[start of Provided data]

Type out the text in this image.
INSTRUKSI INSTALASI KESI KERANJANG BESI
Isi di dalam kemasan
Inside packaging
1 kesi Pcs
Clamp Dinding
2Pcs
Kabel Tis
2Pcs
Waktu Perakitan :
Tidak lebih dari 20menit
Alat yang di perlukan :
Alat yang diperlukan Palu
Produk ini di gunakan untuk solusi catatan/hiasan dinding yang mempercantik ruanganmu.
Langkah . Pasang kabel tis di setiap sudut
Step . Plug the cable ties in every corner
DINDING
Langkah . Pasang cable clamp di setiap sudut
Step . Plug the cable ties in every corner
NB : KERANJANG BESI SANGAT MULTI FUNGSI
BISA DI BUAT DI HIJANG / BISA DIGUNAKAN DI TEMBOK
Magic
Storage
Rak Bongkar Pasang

[end of Provided data]

> _Objective_
Return all of the entries exactly as written.

> _Solution for this problem_
Type out the text in this image.
INSTRUKSI INSTALASI KESI KERANJANG BESI
Isi di dalam kemasan
Inside packaging
1 kesi Pcs
Clamp Dinding
2Pcs
Kabel Tis
2Pcs
Waktu Perakitan :
Tidak lebih dari 20menit
Alat yang di perlukan :
Alat yang diperlukan Palu
Produk ini di gunakan untuk solusi catatan/hiasan dinding yang mempercantik ruanganmu.
Langkah . Pasang kabel tis di setiap sudut
Step . Plug the cable ties in every corner
DINDING
Langkah . Pasang cable clamp di setiap sudut
Step . Plug the cable ties in every corner
NB : KERANJANG BESI SANGAT MULTI FUNGSI
BISA DI BUAT DI HIJANG / BISA DIGUNAKAN DI TEMBOK
Magic
Storage
Rak Bongkar Pasang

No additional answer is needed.